→ DESCRIPTION OF THE TASK
Extract each line bearing the word "DEFC".

>> START SOURCE MATERIAL

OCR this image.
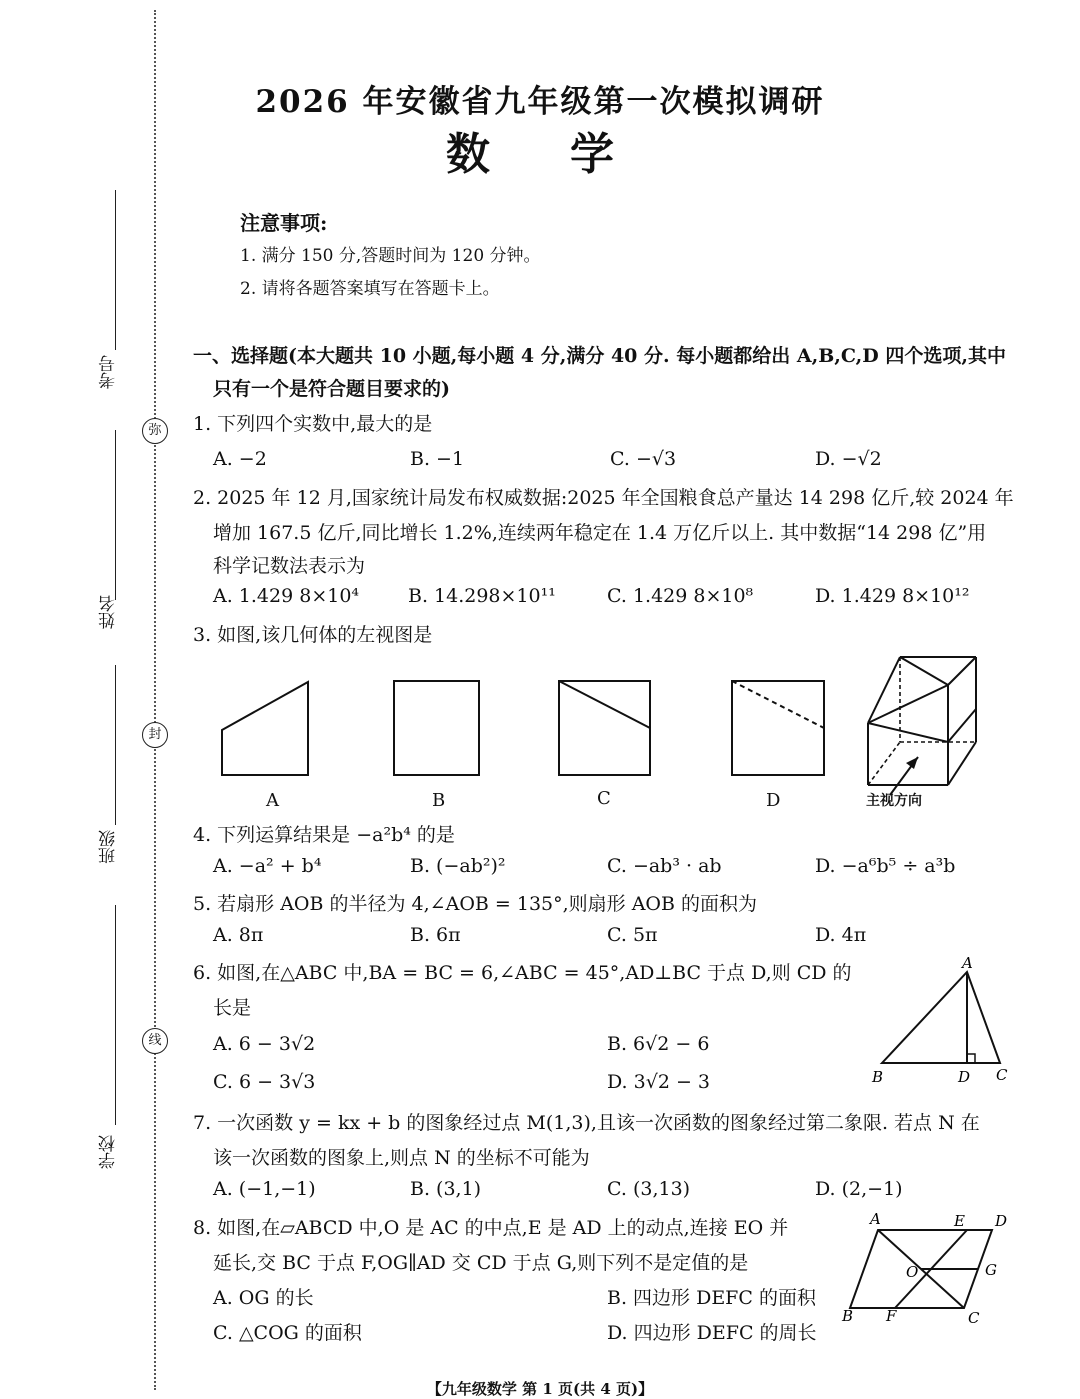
考号
姓名
班级
学校
弥
封
线
2026 年安徽省九年级第一次模拟调研
数学
注意事项:
1. 满分 150 分,答题时间为 120 分钟。
2. 请将各题答案填写在答题卡上。
一、选择题(本大题共 10 小题,每小题 4 分,满分 40 分. 每小题都给出 A,B,C,D 四个选项,其中
只有一个是符合题目要求的)
1. 下列四个实数中,最大的是
A. −2	B. −1	C. −√3	D. −√2
2. 2025 年 12 月,国家统计局发布权威数据:2025 年全国粮食总产量达 14 298 亿斤,较 2024 年
增加 167.5 亿斤,同比增长 1.2%,连续两年稳定在 1.4 万亿斤以上. 其中数据“14 298 亿”用
科学记数法表示为
A. 1.429 8×10⁴	B. 14.298×10¹¹	C. 1.429 8×10⁸	D. 1.429 8×10¹²
3. 如图,该几何体的左视图是
A	B	C	D	主视方向
4. 下列运算结果是 −a²b⁴ 的是
A. −a² + b⁴	B. (−ab²)²	C. −ab³ · ab	D. −a⁶b⁵ ÷ a³b
5. 若扇形 AOB 的半径为 4,∠AOB = 135°,则扇形 AOB 的面积为
A. 8π	B. 6π	C. 5π	D. 4π
6. 如图,在△ABC 中,BA = BC = 6,∠ABC = 45°,AD⊥BC 于点 D,则 CD 的
长是
A. 6 − 3√2	B. 6√2 − 6
C. 6 − 3√3	D. 3√2 − 3
A
B	D C
7. 一次函数 y = kx + b 的图象经过点 M(1,3),且该一次函数的图象经过第二象限. 若点 N 在
该一次函数的图象上,则点 N 的坐标不可能为
A. (−1,−1)	B. (3,1)	C. (3,13)	D. (2,−1)
8. 如图,在▱ABCD 中,O 是 AC 的中点,E 是 AD 上的动点,连接 EO 并
延长,交 BC 于点 F,OG∥AD 交 CD 于点 G,则下列不是定值的是
A. OG 的长	B. 四边形 DEFC 的面积
C. △COG 的面积	D. 四边形 DEFC 的周长
A	E D
O	G
B F	C
【九年级数学 第 1 页(共 4 页)】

>> END SOURCE MATERIAL

→ CORRECT RESPONSE
A. OG 的长	B. 四边形 DEFC 的面积
C. △COG 的面积	D. 四边形 DEFC 的周长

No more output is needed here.